DO THIS
Repeat each entry in full, exactly.

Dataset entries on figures
--------------------

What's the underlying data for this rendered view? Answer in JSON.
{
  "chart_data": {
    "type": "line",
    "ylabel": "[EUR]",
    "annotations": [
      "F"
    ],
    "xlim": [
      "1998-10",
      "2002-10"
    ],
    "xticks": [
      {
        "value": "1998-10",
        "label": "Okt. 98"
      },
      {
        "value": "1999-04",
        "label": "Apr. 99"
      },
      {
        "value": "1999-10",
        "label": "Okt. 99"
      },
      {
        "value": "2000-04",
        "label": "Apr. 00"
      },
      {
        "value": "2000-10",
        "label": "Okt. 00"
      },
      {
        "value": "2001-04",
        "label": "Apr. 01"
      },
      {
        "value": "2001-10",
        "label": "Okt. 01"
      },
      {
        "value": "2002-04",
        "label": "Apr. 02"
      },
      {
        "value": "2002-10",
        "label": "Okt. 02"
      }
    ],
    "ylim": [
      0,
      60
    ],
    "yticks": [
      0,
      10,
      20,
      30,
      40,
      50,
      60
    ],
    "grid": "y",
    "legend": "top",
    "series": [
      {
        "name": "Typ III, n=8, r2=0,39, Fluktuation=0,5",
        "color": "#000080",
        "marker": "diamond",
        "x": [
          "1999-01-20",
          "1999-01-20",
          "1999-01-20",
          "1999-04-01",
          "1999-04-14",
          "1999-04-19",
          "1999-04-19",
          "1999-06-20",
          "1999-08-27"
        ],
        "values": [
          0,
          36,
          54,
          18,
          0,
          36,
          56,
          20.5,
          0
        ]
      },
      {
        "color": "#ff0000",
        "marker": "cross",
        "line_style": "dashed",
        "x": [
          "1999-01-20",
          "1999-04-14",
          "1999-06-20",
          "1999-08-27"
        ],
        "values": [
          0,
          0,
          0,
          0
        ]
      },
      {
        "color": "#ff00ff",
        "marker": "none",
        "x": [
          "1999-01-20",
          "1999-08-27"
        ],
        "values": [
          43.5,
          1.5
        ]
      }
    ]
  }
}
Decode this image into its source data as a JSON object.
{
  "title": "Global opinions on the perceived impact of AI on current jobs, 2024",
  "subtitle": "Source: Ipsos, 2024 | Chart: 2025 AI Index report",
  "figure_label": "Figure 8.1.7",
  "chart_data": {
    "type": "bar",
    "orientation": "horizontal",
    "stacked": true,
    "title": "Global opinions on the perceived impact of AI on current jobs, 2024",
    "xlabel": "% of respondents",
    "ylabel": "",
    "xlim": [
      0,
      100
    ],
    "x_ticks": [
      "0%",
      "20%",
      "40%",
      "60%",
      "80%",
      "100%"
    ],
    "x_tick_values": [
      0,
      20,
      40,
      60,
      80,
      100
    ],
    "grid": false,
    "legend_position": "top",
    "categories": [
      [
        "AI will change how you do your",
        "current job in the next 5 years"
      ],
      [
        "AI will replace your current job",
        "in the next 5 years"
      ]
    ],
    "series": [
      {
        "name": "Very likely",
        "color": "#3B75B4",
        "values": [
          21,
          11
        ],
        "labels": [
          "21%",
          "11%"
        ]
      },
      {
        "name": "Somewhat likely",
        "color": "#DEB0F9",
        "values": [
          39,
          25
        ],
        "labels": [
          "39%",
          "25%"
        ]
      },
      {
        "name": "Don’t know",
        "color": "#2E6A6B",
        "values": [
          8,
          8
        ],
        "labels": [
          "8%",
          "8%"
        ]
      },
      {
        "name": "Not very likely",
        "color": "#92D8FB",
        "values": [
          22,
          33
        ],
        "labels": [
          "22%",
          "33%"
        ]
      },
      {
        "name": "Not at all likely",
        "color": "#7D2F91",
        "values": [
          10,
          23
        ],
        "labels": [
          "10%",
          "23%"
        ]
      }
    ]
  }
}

--------------------

TASK SOLUTION
What's the underlying data for this rendered view? Answer in JSON.
{
  "chart_data": {
    "type": "line",
    "ylabel": "[EUR]",
    "annotations": [
      "F"
    ],
    "xlim": [
      "1998-10",
      "2002-10"
    ],
    "xticks": [
      {
        "value": "1998-10",
        "label": "Okt. 98"
      },
      {
        "value": "1999-04",
        "label": "Apr. 99"
      },
      {
        "value": "1999-10",
        "label": "Okt. 99"
      },
      {
        "value": "2000-04",
        "label": "Apr. 00"
      },
      {
        "value": "2000-10",
        "label": "Okt. 00"
      },
      {
        "value": "2001-04",
        "label": "Apr. 01"
      },
      {
        "value": "2001-10",
        "label": "Okt. 01"
      },
      {
        "value": "2002-04",
        "label": "Apr. 02"
      },
      {
        "value": "2002-10",
        "label": "Okt. 02"
      }
    ],
    "ylim": [
      0,
      60
    ],
    "yticks": [
      0,
      10,
      20,
      30,
      40,
      50,
      60
    ],
    "grid": "y",
    "legend": "top",
    "series": [
      {
        "name": "Typ III, n=8, r2=0,39, Fluktuation=0,5",
        "color": "#000080",
        "marker": "diamond",
        "x": [
          "1999-01-20",
          "1999-01-20",
          "1999-01-20",
          "1999-04-01",
          "1999-04-14",
          "1999-04-19",
          "1999-04-19",
          "1999-06-20",
          "1999-08-27"
        ],
        "values": [
          0,
          36,
          54,
          18,
          0,
          36,
          56,
          20.5,
          0
        ]
      },
      {
        "color": "#ff0000",
        "marker": "cross",
        "line_style": "dashed",
        "x": [
          "1999-01-20",
          "1999-04-14",
          "1999-06-20",
          "1999-08-27"
        ],
        "values": [
          0,
          0,
          0,
          0
        ]
      },
      {
        "color": "#ff00ff",
        "marker": "none",
        "x": [
          "1999-01-20",
          "1999-08-27"
        ],
        "values": [
          43.5,
          1.5
        ]
      }
    ]
  }
}
Decode this image into its source data as a JSON object.
{
  "title": "Global opinions on the perceived impact of AI on current jobs, 2024",
  "subtitle": "Source: Ipsos, 2024 | Chart: 2025 AI Index report",
  "figure_label": "Figure 8.1.7",
  "chart_data": {
    "type": "bar",
    "orientation": "horizontal",
    "stacked": true,
    "title": "Global opinions on the perceived impact of AI on current jobs, 2024",
    "xlabel": "% of respondents",
    "ylabel": "",
    "xlim": [
      0,
      100
    ],
    "x_ticks": [
      "0%",
      "20%",
      "40%",
      "60%",
      "80%",
      "100%"
    ],
    "x_tick_values": [
      0,
      20,
      40,
      60,
      80,
      100
    ],
    "grid": false,
    "legend_position": "top",
    "categories": [
      [
        "AI will change how you do your",
        "current job in the next 5 years"
      ],
      [
        "AI will replace your current job",
        "in the next 5 years"
      ]
    ],
    "series": [
      {
        "name": "Very likely",
        "color": "#3B75B4",
        "values": [
          21,
          11
        ],
        "labels": [
          "21%",
          "11%"
        ]
      },
      {
        "name": "Somewhat likely",
        "color": "#DEB0F9",
        "values": [
          39,
          25
        ],
        "labels": [
          "39%",
          "25%"
        ]
      },
      {
        "name": "Don’t know",
        "color": "#2E6A6B",
        "values": [
          8,
          8
        ],
        "labels": [
          "8%",
          "8%"
        ]
      },
      {
        "name": "Not very likely",
        "color": "#92D8FB",
        "values": [
          22,
          33
        ],
        "labels": [
          "22%",
          "33%"
        ]
      },
      {
        "name": "Not at all likely",
        "color": "#7D2F91",
        "values": [
          10,
          23
        ],
        "labels": [
          "10%",
          "23%"
        ]
      }
    ]
  }
}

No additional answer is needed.